Give the number of lines in the records below that include "parental". Reply with that number alone.

## DATA FOR THIS EXERCISE
# # # # #
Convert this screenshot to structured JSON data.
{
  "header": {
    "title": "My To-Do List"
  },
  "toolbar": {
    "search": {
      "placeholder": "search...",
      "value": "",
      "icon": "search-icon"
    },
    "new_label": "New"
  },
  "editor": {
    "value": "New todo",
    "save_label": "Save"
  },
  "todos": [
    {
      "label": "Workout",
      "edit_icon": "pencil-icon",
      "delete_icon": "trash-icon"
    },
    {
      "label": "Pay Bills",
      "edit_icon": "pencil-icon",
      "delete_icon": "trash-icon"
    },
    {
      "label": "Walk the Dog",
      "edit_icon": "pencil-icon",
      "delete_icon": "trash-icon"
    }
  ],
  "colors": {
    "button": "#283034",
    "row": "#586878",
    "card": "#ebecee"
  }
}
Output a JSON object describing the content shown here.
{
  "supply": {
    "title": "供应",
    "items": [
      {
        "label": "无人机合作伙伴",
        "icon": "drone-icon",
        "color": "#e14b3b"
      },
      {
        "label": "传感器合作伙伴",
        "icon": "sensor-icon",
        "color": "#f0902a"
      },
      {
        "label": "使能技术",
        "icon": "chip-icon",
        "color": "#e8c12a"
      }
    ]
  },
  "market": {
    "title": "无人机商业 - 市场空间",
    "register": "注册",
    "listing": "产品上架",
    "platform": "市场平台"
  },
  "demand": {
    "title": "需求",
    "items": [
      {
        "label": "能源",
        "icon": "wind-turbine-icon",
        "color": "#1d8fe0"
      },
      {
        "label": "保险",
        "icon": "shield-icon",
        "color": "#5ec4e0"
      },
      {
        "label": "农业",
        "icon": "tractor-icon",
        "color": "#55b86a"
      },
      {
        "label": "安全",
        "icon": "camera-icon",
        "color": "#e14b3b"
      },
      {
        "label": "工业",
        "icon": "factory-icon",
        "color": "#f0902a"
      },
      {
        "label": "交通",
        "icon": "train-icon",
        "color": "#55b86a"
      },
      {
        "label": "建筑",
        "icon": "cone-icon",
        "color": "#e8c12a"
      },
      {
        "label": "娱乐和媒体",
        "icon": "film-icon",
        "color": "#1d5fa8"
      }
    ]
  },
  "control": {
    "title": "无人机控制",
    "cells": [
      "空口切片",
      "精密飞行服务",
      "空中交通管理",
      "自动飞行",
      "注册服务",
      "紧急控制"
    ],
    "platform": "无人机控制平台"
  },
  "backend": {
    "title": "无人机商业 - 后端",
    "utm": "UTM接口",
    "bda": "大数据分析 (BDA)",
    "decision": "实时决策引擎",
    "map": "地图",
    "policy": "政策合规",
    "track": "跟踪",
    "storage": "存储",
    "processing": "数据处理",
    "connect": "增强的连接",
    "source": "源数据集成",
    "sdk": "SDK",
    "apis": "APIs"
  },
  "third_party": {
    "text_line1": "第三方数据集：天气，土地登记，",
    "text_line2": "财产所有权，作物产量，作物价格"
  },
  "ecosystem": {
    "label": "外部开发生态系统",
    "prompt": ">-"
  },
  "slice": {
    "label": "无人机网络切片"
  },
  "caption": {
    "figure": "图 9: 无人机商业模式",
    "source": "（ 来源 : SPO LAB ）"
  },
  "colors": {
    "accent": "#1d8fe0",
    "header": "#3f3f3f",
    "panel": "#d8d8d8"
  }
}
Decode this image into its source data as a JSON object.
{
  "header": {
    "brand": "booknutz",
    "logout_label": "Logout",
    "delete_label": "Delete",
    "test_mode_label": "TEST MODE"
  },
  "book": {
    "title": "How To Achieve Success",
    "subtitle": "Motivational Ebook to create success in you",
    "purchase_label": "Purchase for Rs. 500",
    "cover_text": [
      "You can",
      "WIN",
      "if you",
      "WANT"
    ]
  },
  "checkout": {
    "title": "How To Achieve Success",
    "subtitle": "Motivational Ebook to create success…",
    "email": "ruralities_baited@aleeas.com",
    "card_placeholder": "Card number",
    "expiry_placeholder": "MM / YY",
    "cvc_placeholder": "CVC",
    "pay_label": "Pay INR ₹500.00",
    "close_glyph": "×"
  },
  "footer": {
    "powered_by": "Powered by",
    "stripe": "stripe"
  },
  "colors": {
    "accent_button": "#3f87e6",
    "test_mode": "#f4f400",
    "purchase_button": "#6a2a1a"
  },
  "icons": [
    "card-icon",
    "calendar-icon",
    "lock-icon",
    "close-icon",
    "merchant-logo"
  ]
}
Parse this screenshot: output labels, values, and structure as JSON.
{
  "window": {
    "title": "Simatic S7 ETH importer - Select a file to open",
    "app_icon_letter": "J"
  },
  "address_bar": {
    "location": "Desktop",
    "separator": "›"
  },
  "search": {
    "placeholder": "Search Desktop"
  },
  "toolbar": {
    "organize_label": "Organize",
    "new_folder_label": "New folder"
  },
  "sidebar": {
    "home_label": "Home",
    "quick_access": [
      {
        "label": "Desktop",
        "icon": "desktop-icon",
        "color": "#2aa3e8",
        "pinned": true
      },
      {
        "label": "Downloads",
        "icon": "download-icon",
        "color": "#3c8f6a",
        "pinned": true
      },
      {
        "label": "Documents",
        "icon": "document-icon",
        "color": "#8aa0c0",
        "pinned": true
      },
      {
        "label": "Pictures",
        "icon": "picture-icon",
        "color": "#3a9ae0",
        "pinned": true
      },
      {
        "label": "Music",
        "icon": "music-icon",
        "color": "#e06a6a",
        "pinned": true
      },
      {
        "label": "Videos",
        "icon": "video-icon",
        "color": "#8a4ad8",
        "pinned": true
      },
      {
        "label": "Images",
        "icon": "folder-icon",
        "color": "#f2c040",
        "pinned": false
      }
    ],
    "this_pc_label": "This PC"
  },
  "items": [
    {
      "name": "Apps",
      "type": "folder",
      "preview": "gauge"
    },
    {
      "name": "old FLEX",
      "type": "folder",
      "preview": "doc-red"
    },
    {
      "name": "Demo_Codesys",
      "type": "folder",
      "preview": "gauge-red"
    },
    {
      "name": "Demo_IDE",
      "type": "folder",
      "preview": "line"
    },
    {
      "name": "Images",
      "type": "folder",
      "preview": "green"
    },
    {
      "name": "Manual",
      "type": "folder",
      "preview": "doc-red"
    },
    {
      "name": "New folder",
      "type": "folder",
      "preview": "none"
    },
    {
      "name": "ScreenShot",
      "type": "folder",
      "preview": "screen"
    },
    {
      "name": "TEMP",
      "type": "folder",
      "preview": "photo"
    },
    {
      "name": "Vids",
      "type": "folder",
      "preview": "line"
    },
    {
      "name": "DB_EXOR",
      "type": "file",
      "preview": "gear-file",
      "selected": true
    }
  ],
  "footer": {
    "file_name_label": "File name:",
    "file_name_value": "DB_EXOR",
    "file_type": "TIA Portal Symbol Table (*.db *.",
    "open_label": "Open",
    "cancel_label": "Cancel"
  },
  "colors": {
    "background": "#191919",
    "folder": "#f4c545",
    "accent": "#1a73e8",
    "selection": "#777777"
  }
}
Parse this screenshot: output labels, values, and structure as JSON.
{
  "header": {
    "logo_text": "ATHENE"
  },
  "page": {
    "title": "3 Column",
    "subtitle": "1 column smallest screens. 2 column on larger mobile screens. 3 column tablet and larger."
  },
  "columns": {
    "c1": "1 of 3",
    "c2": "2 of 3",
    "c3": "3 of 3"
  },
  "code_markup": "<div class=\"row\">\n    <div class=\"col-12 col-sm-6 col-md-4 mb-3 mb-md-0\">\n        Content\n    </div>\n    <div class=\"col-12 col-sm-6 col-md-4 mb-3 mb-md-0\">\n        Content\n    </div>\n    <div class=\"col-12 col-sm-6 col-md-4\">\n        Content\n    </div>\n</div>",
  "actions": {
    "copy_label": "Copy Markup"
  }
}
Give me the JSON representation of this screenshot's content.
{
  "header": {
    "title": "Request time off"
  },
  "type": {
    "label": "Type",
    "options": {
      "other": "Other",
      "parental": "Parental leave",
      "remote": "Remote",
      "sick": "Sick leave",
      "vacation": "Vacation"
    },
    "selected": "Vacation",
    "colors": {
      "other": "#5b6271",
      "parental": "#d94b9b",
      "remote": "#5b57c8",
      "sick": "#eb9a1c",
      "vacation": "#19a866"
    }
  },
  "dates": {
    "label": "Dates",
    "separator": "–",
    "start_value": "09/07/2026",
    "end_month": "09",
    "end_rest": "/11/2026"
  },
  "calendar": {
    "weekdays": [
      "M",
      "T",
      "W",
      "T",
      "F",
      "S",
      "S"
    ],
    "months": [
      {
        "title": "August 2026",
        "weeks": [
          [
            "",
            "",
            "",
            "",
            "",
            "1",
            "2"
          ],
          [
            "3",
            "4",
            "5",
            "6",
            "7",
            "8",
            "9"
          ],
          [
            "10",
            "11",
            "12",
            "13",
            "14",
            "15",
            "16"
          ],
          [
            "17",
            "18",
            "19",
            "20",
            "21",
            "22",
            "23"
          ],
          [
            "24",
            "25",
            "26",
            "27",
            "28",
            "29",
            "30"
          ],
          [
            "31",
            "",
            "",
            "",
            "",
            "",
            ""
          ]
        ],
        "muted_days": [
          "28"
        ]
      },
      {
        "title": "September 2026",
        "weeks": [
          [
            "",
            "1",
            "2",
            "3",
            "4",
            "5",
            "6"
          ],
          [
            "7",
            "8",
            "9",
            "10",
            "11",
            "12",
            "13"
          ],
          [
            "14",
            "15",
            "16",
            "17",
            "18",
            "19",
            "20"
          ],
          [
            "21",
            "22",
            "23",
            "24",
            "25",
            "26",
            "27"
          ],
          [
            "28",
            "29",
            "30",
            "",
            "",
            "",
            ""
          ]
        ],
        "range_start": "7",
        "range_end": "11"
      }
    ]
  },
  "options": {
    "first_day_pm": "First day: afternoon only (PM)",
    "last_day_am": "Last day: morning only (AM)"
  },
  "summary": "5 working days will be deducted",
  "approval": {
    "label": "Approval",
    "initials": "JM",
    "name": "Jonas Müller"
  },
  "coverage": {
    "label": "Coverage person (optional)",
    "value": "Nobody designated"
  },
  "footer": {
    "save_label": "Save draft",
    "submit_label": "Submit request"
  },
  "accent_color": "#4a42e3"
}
# # # # #
## ANSWER TO THE TASK
2